#### Texte extrait
Que retiendrons-nous de Kréyol Factory, l’exposition qui se sera tenue à la Grande Halle de la Villette d’avril à juillet 2009, le temps d’une ‘‘saison créole’’ ? Voilà une exposition qui rassemble à Paris, dans un lieu jouissant d’un certain prestige, des œuvres d’artistes issus des Grandes et Petites Antilles, anglophones et francophones, Guyane, Réunion, jusqu’aux USA et au Canada. Avec leur nombre important (60 artistes, pour 85 œuvres et 250 photographies), on mesure que l’événement a des allures de première, tant sont rares les occasions de voir dans les grandes capitales occidentales, et singulièrement à Paris, les créations des Caribéens et autres ressortissants des mondes « créoles ».

On s’étonnera d’abord qu’elle se soit tenue à La Villette dans un lieu qui n’est pas dédié à l’art. Car, bien que la Grande Halle ait accueilli une partie de Magiciens de la Terre en 1989, c’est bien Beaubourg qui fut le pôle principal de cette célèbre exposition. Afrika Remix (2005) qui abordait la question de la création contemporaine africaine, avec un commissaire Africain, se tenait aussi au Centre Pompidou. Un lieu n’est pas anodin. Qui l’ignore dans le milieu de l’art ? Il laisse son empreinte ou bien, témoigne-t-il d’une posture de départ. Que Jacques Martial ne s’est-il servi des Armes miraculeuses pour faire souffler sur Beaubourg une tempête créole… Le temps d’une saison ?

Ainsi, marchant au milieu des grandes vagues scénographiées par Raymond Sarti pour accrocher les œuvres des 7 séquences du long parcours, peut-on se questionner sur la nature de l’objet expositionnel qui nous est proposé. Prenant appui sur la pensée du sociologue britannique d’origine jamaïcaine, Stuart Hall, l’exposition fait une place pléthorique aux propos de romanciers : Maryse Condé, Patrick Chamoiseau, Jacques Stephen Alexis, Raphaël Confiant, Daniel Maximin…, pour ne citer qu’eux. Le spectateur est encore plus surpris de ne trouver dans le catalogue de l’exposition que les extraits de leurs textes en lieu et place de tout propos argumenté sur les œuvres.

Le président de la Villette, le Guadeloupéen Jacques Martial est homme de théâtre, d’où son penchant pour les belles Lettres. Mais toute la littérature du monde saurait-elle remplacer le savoir de spécialistes bien choisis ? Or, sans que l’on comprenne le bien fondé de ce malheureux choix stratégique, il n’y a pas un seul texte de critique ou d’historien d’art. Ainsi, par le jeu des vases communicants on se retrouve face à une exposition trop bavarde et un catalogue vidé de toute substance. Entre propos sociologiques, reportages divers et béquilles littéraires, photographie documentaire surreprésentée et arts plastiques, Kréyol Factory a du mal à affirmer son identité. Mal des mondes créoles diront certains, que l’exposition en cela conforte.
########
#### Enregistrements
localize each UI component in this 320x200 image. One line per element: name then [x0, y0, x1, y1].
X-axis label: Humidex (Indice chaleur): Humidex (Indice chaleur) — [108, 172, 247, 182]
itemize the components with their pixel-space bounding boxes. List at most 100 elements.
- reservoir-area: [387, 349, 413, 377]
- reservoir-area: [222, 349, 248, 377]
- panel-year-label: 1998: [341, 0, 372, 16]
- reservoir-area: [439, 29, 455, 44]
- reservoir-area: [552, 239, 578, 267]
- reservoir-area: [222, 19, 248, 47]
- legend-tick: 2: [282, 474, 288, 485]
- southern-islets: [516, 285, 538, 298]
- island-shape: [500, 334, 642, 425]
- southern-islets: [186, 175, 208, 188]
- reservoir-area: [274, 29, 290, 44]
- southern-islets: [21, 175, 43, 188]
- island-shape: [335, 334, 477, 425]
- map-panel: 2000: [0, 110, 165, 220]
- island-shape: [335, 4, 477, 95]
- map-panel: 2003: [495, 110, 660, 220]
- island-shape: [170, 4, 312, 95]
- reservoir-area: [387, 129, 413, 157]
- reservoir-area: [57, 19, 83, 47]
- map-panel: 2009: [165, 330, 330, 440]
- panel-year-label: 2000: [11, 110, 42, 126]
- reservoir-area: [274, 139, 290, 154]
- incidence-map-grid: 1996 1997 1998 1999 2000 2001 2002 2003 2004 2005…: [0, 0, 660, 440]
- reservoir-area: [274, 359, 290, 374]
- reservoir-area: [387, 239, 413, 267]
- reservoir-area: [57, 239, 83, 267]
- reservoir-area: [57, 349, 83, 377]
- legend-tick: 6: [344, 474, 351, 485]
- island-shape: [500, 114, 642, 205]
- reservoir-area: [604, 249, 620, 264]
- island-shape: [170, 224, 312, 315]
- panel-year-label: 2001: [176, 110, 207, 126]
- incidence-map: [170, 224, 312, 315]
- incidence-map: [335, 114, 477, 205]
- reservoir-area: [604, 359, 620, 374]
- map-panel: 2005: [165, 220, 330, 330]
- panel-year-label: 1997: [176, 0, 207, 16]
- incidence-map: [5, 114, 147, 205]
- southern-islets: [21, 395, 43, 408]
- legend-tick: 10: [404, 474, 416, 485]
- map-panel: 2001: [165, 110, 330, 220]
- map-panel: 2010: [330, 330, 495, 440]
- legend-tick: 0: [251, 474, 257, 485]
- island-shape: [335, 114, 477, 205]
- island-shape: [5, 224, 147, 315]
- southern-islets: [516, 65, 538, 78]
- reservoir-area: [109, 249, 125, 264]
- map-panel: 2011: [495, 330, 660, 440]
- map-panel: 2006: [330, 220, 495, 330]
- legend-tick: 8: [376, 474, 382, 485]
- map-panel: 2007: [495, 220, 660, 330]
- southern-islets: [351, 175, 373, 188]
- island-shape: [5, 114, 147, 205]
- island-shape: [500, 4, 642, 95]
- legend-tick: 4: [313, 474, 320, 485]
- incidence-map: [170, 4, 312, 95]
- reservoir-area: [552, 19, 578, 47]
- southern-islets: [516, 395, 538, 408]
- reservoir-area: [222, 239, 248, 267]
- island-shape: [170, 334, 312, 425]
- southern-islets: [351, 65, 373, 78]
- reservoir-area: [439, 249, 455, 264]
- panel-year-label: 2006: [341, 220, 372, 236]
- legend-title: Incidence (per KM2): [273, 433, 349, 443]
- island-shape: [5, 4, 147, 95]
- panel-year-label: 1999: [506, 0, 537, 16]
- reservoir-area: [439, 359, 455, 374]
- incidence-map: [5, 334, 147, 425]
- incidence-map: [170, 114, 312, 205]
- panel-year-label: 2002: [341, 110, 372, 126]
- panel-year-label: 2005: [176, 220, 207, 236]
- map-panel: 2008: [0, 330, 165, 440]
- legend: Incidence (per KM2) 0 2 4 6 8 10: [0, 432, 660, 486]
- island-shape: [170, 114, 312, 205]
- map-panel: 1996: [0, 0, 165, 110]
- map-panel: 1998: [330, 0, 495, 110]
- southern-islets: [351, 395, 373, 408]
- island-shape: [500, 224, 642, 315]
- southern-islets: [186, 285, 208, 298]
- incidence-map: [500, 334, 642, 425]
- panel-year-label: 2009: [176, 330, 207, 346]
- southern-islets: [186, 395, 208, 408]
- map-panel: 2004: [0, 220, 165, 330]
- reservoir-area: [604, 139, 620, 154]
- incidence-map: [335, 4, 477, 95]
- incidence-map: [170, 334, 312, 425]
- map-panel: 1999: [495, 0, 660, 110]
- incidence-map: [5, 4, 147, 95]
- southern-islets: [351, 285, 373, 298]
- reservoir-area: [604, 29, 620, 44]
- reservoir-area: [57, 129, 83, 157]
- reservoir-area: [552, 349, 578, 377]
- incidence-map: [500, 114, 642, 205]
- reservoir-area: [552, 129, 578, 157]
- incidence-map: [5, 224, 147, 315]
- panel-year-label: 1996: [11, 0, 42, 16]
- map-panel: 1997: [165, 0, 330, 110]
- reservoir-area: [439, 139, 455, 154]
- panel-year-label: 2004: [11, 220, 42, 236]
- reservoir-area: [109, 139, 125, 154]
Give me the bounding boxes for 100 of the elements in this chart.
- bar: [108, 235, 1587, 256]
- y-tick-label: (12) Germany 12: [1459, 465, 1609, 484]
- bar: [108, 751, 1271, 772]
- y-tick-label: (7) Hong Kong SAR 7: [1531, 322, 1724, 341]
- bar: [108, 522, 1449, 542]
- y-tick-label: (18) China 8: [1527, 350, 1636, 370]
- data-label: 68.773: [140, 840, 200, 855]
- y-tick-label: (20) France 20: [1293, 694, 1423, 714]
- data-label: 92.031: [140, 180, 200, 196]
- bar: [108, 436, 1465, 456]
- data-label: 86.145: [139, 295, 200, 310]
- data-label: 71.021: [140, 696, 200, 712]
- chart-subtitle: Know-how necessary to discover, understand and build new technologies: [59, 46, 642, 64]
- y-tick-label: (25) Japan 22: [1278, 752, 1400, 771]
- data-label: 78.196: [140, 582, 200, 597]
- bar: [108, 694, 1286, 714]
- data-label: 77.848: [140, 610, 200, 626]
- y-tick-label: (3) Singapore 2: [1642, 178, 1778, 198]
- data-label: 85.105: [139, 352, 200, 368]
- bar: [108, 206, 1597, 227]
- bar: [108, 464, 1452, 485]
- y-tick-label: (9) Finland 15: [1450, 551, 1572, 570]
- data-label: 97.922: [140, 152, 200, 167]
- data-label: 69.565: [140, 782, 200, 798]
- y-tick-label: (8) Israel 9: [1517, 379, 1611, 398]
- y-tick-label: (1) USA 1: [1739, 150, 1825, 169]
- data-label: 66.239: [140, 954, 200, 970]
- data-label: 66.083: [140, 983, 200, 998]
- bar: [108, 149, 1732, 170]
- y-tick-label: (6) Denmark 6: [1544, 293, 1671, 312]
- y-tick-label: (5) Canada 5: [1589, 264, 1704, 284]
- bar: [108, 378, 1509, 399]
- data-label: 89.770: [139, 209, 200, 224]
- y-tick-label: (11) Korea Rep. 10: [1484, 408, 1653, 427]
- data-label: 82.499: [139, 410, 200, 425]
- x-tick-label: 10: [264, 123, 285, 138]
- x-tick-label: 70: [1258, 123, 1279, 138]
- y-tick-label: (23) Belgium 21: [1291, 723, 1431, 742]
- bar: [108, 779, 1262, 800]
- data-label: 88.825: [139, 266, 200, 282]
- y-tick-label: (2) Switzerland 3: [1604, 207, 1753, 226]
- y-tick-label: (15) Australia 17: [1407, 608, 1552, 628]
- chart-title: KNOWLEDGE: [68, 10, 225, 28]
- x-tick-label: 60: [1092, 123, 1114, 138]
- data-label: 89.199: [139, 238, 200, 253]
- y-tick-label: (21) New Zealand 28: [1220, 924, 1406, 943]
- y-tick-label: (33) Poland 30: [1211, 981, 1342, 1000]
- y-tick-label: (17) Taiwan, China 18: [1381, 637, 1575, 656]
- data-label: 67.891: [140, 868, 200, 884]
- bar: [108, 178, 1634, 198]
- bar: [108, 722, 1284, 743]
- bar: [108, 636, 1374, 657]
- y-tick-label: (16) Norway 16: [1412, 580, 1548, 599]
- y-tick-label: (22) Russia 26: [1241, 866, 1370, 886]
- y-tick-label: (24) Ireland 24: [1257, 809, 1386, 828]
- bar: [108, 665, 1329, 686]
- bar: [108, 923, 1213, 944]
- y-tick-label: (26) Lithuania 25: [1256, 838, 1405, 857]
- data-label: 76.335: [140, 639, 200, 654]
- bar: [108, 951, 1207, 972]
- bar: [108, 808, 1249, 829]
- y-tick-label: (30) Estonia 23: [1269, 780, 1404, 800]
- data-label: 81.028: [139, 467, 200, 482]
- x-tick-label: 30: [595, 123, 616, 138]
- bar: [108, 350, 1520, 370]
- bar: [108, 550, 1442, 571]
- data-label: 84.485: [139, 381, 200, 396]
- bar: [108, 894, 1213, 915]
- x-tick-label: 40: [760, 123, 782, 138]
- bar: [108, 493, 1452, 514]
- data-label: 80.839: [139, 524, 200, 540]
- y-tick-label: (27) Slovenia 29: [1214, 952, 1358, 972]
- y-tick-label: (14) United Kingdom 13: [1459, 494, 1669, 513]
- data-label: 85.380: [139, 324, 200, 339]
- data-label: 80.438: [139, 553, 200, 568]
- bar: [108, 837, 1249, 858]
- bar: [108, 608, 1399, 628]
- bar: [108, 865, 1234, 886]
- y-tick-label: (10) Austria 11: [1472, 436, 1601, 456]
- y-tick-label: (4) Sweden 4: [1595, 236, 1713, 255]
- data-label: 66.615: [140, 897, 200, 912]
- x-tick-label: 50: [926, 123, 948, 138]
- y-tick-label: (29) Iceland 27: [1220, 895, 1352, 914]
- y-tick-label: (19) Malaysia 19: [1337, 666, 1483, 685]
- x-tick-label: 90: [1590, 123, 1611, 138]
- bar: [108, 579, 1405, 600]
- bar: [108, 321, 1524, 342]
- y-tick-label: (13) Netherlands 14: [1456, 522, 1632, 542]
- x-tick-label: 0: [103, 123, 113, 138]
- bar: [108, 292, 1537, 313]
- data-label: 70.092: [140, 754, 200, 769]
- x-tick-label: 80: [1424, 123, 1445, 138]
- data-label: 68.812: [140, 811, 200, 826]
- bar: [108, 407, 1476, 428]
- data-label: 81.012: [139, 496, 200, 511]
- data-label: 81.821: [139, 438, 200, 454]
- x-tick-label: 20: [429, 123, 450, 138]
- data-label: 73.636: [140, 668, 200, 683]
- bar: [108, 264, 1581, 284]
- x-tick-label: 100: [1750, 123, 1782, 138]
########
- [Série d'exercices]:
1. D'après le texte extrait, combien d'artistes l'exposition Kréyol Factory a-t-elle rassemblés ?
2. Dans les enregistrements, remplacez "reservoir-area" par "zone-reservoir" dans le passage qui va du début jusqu'à la ligne contenant "- reservoir-area: [222, 349, 248, 377]" incluse, puis recopiez uniquement ce passage.

- [Réponses finales]:
1. 60 artistes.

2.
localize each UI component in this 320x200 image. One line per element: name then [x0, y0, x1, y1].
X-axis label: Humidex (Indice chaleur): Humidex (Indice chaleur) — [108, 172, 247, 182]
itemize the components with their pixel-space bounding boxes. List at most 100 elements.
- zone-reservoir: [387, 349, 413, 377]
- zone-reservoir: [222, 349, 248, 377]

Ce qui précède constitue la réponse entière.